___ Stored records ___
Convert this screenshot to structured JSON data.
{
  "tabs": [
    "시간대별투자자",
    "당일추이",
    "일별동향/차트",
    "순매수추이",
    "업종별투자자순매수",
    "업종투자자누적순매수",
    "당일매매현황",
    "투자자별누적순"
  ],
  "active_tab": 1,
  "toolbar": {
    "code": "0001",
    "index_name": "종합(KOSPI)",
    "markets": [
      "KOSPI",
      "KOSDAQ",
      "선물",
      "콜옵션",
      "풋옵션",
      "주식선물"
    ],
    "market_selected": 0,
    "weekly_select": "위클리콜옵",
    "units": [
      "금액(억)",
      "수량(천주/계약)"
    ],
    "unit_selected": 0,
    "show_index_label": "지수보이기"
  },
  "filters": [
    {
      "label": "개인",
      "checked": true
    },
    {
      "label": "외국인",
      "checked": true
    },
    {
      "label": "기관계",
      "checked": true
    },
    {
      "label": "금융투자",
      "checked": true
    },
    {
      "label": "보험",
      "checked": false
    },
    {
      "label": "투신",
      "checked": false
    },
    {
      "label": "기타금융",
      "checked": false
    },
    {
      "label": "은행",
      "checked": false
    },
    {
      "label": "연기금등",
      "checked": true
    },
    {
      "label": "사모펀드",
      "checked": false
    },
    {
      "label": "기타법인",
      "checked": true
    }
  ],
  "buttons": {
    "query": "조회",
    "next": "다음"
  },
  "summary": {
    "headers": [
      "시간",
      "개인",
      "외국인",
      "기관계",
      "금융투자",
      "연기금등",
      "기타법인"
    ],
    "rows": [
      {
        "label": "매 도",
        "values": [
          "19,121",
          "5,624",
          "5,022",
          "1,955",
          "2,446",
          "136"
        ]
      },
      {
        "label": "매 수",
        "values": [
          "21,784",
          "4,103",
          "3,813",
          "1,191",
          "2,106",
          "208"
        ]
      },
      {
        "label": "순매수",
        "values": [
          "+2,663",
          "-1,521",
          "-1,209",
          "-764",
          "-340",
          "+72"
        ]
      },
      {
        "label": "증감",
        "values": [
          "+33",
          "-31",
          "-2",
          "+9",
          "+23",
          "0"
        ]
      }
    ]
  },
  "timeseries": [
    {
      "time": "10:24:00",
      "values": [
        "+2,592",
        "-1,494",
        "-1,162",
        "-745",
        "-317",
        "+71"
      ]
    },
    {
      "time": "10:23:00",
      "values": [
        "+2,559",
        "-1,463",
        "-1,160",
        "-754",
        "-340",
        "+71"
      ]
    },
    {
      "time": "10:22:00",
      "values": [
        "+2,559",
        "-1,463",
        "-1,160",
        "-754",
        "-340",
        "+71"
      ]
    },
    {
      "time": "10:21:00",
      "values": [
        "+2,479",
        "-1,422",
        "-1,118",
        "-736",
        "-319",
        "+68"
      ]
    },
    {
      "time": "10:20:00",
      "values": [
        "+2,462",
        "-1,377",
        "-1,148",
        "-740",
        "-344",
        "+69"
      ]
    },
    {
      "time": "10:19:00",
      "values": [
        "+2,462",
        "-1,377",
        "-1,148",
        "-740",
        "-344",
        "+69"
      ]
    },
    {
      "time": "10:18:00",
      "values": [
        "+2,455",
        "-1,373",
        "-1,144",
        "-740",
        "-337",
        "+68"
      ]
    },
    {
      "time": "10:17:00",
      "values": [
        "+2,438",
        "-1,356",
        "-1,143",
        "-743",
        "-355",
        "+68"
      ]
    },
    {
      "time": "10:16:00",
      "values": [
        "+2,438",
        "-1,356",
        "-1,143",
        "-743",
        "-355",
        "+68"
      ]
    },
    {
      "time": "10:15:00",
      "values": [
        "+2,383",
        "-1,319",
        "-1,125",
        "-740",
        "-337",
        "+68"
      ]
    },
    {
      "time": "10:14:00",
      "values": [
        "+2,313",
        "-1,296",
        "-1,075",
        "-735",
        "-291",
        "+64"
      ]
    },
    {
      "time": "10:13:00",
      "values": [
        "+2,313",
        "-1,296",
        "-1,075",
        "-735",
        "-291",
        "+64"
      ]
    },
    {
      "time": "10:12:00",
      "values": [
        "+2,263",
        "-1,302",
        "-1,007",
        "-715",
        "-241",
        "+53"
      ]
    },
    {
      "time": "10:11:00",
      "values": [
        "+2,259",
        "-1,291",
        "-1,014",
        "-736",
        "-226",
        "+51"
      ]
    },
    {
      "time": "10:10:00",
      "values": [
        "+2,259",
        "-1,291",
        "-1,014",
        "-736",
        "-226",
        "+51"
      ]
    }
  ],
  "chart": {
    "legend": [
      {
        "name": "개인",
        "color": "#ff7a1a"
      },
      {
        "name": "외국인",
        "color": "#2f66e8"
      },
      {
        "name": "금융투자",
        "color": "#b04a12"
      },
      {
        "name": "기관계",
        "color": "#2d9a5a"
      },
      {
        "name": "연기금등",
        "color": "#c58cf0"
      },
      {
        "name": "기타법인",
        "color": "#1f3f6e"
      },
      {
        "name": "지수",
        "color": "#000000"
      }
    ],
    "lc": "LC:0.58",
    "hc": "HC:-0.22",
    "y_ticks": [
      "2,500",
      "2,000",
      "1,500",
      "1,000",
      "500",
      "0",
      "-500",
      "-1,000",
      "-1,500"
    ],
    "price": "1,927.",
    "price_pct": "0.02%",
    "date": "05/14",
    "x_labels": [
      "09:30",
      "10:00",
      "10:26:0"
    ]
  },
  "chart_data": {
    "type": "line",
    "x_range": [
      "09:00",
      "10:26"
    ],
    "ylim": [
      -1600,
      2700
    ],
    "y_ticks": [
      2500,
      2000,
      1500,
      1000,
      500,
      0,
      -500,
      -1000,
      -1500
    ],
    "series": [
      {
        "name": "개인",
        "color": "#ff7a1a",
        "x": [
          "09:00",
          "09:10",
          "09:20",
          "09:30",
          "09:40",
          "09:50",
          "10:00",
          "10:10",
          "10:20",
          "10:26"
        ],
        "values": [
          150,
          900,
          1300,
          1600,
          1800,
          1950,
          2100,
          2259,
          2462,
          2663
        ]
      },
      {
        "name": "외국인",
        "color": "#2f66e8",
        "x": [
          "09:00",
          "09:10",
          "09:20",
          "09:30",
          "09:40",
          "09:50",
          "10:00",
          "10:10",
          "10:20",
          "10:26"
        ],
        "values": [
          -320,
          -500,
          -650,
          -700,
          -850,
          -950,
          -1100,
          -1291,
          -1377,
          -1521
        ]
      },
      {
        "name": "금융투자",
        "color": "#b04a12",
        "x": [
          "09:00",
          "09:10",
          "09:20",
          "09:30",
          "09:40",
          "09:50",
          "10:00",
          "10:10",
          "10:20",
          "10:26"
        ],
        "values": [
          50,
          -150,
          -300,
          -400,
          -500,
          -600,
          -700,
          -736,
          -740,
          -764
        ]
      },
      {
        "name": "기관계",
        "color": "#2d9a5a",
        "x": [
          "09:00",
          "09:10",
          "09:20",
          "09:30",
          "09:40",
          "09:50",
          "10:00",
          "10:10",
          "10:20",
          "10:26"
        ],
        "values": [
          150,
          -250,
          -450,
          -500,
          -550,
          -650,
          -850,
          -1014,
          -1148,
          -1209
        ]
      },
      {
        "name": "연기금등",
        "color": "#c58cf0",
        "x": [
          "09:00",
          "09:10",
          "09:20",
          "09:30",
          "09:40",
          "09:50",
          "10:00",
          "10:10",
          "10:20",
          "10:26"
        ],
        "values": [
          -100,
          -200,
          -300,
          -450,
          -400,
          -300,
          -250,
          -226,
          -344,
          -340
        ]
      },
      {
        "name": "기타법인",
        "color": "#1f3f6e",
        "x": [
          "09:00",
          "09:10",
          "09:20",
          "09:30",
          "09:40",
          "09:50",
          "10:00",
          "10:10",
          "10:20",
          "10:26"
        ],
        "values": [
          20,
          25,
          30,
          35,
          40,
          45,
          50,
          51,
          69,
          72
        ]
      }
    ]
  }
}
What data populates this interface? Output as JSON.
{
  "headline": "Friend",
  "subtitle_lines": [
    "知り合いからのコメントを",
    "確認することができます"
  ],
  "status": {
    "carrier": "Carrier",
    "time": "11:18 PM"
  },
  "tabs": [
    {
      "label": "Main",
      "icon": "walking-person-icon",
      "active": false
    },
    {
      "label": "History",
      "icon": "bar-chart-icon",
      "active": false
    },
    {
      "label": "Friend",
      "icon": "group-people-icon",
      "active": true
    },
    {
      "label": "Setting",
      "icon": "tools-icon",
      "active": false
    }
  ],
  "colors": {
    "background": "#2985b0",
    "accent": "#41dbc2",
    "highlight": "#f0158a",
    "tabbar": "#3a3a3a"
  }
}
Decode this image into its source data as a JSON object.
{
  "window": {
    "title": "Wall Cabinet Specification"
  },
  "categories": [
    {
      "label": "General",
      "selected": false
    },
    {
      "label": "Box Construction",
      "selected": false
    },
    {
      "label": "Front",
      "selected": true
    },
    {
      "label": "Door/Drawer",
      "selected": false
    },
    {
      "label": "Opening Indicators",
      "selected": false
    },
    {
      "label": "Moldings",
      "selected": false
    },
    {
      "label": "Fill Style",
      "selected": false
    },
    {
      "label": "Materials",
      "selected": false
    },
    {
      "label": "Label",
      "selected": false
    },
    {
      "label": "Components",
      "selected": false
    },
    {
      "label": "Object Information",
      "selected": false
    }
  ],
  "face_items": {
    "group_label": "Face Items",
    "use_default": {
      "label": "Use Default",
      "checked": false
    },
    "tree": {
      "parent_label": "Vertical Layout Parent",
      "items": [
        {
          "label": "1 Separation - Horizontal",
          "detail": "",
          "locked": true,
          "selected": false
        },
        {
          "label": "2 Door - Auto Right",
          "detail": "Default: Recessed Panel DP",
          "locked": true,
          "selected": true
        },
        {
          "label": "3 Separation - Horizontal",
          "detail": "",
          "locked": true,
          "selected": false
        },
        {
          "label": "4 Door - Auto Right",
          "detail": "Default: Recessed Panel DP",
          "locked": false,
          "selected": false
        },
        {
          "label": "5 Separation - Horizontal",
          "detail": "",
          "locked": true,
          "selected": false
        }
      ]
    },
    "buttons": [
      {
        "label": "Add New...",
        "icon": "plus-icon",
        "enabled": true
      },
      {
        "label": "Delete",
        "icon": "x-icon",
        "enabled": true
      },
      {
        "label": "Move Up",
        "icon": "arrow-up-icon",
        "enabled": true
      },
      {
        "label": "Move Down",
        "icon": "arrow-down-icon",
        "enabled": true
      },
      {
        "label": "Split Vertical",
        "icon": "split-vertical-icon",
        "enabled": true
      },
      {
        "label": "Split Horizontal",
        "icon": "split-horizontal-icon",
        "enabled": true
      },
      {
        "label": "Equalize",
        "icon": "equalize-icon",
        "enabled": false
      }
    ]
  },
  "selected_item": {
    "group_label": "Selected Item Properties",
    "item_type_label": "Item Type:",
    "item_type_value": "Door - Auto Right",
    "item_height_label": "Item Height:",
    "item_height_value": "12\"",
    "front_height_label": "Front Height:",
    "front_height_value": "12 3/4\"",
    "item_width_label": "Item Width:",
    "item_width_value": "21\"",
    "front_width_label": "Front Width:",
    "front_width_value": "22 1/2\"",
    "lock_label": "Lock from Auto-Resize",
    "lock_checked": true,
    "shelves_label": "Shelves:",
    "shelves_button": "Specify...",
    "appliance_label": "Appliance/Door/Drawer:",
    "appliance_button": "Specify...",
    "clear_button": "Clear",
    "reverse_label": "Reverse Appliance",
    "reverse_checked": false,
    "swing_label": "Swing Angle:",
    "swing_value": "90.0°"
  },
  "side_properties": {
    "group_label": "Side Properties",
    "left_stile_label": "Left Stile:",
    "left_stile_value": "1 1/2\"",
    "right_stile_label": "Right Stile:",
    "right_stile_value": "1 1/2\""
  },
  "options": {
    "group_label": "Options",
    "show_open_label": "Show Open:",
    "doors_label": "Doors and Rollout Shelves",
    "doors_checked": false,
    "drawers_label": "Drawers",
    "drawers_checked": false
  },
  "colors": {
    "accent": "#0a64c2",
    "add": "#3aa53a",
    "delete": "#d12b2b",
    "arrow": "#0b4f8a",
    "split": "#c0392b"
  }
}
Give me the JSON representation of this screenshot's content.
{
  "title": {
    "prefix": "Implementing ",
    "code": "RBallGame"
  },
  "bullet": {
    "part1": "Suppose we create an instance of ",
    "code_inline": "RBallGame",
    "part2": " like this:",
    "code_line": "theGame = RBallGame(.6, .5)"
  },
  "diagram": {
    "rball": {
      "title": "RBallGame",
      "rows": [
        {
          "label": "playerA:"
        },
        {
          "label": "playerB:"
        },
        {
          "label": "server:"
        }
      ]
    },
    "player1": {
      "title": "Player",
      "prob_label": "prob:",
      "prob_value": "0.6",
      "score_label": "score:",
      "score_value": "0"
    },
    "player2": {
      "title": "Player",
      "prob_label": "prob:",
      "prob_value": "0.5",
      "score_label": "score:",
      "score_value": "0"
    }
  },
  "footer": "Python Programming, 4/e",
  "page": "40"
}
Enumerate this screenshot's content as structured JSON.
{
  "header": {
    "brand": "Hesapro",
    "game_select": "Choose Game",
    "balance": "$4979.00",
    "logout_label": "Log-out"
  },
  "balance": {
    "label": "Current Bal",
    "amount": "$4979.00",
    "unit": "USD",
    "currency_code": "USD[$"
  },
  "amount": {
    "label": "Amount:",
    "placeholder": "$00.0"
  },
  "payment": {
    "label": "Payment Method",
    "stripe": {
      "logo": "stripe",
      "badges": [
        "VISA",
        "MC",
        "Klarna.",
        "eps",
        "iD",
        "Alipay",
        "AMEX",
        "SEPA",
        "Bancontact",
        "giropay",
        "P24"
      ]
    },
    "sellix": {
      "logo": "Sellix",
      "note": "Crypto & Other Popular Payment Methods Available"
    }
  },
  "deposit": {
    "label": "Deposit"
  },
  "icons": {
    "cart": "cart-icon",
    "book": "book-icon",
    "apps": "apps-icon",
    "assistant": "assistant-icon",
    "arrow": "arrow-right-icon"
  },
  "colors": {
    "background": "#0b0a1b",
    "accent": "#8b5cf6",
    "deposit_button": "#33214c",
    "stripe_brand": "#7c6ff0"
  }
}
___
- Task to complete
Every line from the one containing "Give me the" through the last line of the entries must be written out verbatim, and no other line.

- Expected answer
Give me the JSON representation of this screenshot's content.
{
  "title": {
    "prefix": "Implementing ",
    "code": "RBallGame"
  },
  "bullet": {
    "part1": "Suppose we create an instance of ",
    "code_inline": "RBallGame",
    "part2": " like this:",
    "code_line": "theGame = RBallGame(.6, .5)"
  },
  "diagram": {
    "rball": {
      "title": "RBallGame",
      "rows": [
        {
          "label": "playerA:"
        },
        {
          "label": "playerB:"
        },
        {
          "label": "server:"
        }
      ]
    },
    "player1": {
      "title": "Player",
      "prob_label": "prob:",
      "prob_value": "0.6",
      "score_label": "score:",
      "score_value": "0"
    },
    "player2": {
      "title": "Player",
      "prob_label": "prob:",
      "prob_value": "0.5",
      "score_label": "score:",
      "score_value": "0"
    }
  },
  "footer": "Python Programming, 4/e",
  "page": "40"
}
Enumerate this screenshot's content as structured JSON.
{
  "header": {
    "brand": "Hesapro",
    "game_select": "Choose Game",
    "balance": "$4979.00",
    "logout_label": "Log-out"
  },
  "balance": {
    "label": "Current Bal",
    "amount": "$4979.00",
    "unit": "USD",
    "currency_code": "USD[$"
  },
  "amount": {
    "label": "Amount:",
    "placeholder": "$00.0"
  },
  "payment": {
    "label": "Payment Method",
    "stripe": {
      "logo": "stripe",
      "badges": [
        "VISA",
        "MC",
        "Klarna.",
        "eps",
        "iD",
        "Alipay",
        "AMEX",
        "SEPA",
        "Bancontact",
        "giropay",
        "P24"
      ]
    },
    "sellix": {
      "logo": "Sellix",
      "note": "Crypto & Other Popular Payment Methods Available"
    }
  },
  "deposit": {
    "label": "Deposit"
  },
  "icons": {
    "cart": "cart-icon",
    "book": "book-icon",
    "apps": "apps-icon",
    "assistant": "assistant-icon",
    "arrow": "arrow-right-icon"
  },
  "colors": {
    "background": "#0b0a1b",
    "accent": "#8b5cf6",
    "deposit_button": "#33214c",
    "stripe_brand": "#7c6ff0"
  }
}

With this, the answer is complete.